#### [What you have to do]
Could the lines from the one with "Give me a plain-text" through the end of the listing be restated exactly, with nothing else included?

- - -

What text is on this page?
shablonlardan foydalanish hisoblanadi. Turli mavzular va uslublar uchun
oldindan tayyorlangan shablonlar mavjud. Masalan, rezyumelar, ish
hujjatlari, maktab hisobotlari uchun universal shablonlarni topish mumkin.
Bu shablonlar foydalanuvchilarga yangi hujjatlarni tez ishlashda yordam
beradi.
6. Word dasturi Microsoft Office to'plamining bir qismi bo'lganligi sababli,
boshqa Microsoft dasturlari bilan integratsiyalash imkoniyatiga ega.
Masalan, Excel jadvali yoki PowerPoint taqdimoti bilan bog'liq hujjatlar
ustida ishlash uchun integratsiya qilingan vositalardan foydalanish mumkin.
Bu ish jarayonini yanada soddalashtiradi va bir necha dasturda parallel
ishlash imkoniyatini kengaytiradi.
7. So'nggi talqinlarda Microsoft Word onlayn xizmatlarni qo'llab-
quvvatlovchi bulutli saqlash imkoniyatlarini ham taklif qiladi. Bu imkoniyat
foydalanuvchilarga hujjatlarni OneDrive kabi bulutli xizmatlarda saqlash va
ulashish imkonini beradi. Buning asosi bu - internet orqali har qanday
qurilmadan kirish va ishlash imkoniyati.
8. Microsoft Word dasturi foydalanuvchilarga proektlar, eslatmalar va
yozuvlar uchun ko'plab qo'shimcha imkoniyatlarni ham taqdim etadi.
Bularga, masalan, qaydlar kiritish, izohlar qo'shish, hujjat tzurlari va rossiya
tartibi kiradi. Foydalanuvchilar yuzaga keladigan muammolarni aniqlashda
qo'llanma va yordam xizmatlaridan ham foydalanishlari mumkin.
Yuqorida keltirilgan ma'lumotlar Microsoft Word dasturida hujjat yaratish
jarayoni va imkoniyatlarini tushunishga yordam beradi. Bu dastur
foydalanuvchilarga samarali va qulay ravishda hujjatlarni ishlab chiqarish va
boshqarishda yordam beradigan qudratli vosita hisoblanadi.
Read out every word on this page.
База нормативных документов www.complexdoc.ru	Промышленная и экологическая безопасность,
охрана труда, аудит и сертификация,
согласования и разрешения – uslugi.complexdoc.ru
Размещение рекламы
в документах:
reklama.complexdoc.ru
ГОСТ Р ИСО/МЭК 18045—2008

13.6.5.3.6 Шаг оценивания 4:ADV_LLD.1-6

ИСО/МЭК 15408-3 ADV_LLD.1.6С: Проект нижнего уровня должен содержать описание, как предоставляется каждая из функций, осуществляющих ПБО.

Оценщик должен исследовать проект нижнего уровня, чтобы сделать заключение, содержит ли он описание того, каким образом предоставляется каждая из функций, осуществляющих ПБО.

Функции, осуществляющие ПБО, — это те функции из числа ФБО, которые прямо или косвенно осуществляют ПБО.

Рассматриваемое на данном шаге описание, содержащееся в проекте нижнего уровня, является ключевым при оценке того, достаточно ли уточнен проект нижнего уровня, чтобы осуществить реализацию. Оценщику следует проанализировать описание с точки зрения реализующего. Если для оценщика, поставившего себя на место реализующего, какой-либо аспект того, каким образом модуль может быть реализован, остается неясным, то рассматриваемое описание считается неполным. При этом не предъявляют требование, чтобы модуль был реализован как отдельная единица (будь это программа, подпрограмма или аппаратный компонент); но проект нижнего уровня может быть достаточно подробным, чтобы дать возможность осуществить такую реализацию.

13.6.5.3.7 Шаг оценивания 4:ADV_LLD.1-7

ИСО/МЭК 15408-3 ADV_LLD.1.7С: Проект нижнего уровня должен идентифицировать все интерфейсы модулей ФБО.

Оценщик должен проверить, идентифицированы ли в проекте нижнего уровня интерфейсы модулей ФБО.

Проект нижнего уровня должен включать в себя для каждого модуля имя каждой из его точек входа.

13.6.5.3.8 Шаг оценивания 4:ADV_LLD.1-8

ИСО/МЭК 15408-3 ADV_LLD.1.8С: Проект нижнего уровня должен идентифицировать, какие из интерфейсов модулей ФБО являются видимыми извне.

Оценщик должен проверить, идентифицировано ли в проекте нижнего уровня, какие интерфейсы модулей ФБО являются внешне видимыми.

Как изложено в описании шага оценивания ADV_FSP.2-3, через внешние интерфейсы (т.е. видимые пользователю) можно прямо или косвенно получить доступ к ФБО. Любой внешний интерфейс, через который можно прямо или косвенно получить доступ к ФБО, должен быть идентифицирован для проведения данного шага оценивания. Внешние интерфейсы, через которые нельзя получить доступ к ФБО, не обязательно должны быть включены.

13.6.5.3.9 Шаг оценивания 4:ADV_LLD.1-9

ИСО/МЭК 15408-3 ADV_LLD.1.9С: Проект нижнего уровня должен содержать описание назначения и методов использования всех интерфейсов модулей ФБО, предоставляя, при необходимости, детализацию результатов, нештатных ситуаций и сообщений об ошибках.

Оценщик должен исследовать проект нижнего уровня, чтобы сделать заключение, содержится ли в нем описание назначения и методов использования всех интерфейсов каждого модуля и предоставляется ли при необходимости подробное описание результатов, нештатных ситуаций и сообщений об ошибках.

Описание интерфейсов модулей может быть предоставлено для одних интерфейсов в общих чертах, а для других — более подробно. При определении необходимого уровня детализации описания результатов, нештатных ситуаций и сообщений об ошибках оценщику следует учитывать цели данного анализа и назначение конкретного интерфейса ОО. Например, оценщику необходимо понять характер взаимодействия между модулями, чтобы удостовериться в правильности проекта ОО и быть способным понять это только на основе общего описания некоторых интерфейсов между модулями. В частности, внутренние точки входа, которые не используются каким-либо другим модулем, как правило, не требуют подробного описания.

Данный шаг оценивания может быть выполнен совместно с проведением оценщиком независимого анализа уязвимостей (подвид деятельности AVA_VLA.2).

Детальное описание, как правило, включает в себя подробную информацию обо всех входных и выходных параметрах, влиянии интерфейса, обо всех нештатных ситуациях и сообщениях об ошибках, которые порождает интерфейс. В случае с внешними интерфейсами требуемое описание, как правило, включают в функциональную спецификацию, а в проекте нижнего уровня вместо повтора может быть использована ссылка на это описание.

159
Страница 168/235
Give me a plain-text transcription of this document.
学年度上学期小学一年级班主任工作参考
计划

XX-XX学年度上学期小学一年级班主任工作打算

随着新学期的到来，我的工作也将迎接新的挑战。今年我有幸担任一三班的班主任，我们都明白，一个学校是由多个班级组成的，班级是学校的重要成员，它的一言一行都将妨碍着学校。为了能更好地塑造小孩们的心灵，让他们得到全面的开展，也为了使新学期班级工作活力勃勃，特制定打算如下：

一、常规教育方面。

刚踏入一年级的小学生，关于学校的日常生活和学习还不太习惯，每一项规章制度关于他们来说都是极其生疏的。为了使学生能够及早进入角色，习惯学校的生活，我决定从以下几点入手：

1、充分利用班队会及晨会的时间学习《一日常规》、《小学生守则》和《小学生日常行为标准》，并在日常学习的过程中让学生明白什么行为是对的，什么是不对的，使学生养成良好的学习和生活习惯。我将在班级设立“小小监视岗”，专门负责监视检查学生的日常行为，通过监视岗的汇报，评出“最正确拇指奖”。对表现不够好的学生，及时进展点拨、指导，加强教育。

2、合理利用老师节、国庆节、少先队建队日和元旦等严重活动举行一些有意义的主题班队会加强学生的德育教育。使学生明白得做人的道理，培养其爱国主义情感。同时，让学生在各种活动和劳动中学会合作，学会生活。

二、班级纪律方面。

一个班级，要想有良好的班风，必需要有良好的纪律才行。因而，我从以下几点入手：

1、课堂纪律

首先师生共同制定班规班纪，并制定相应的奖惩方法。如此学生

- - -

#### [Problem solution]
Give me a plain-text transcription of this document.
学年度上学期小学一年级班主任工作参考
计划

XX-XX学年度上学期小学一年级班主任工作打算

随着新学期的到来，我的工作也将迎接新的挑战。今年我有幸担任一三班的班主任，我们都明白，一个学校是由多个班级组成的，班级是学校的重要成员，它的一言一行都将妨碍着学校。为了能更好地塑造小孩们的心灵，让他们得到全面的开展，也为了使新学期班级工作活力勃勃，特制定打算如下：

一、常规教育方面。

刚踏入一年级的小学生，关于学校的日常生活和学习还不太习惯，每一项规章制度关于他们来说都是极其生疏的。为了使学生能够及早进入角色，习惯学校的生活，我决定从以下几点入手：

1、充分利用班队会及晨会的时间学习《一日常规》、《小学生守则》和《小学生日常行为标准》，并在日常学习的过程中让学生明白什么行为是对的，什么是不对的，使学生养成良好的学习和生活习惯。我将在班级设立“小小监视岗”，专门负责监视检查学生的日常行为，通过监视岗的汇报，评出“最正确拇指奖”。对表现不够好的学生，及时进展点拨、指导，加强教育。

2、合理利用老师节、国庆节、少先队建队日和元旦等严重活动举行一些有意义的主题班队会加强学生的德育教育。使学生明白得做人的道理，培养其爱国主义情感。同时，让学生在各种活动和劳动中学会合作，学会生活。

二、班级纪律方面。

一个班级，要想有良好的班风，必需要有良好的纪律才行。因而，我从以下几点入手：

1、课堂纪律

首先师生共同制定班规班纪，并制定相应的奖惩方法。如此学生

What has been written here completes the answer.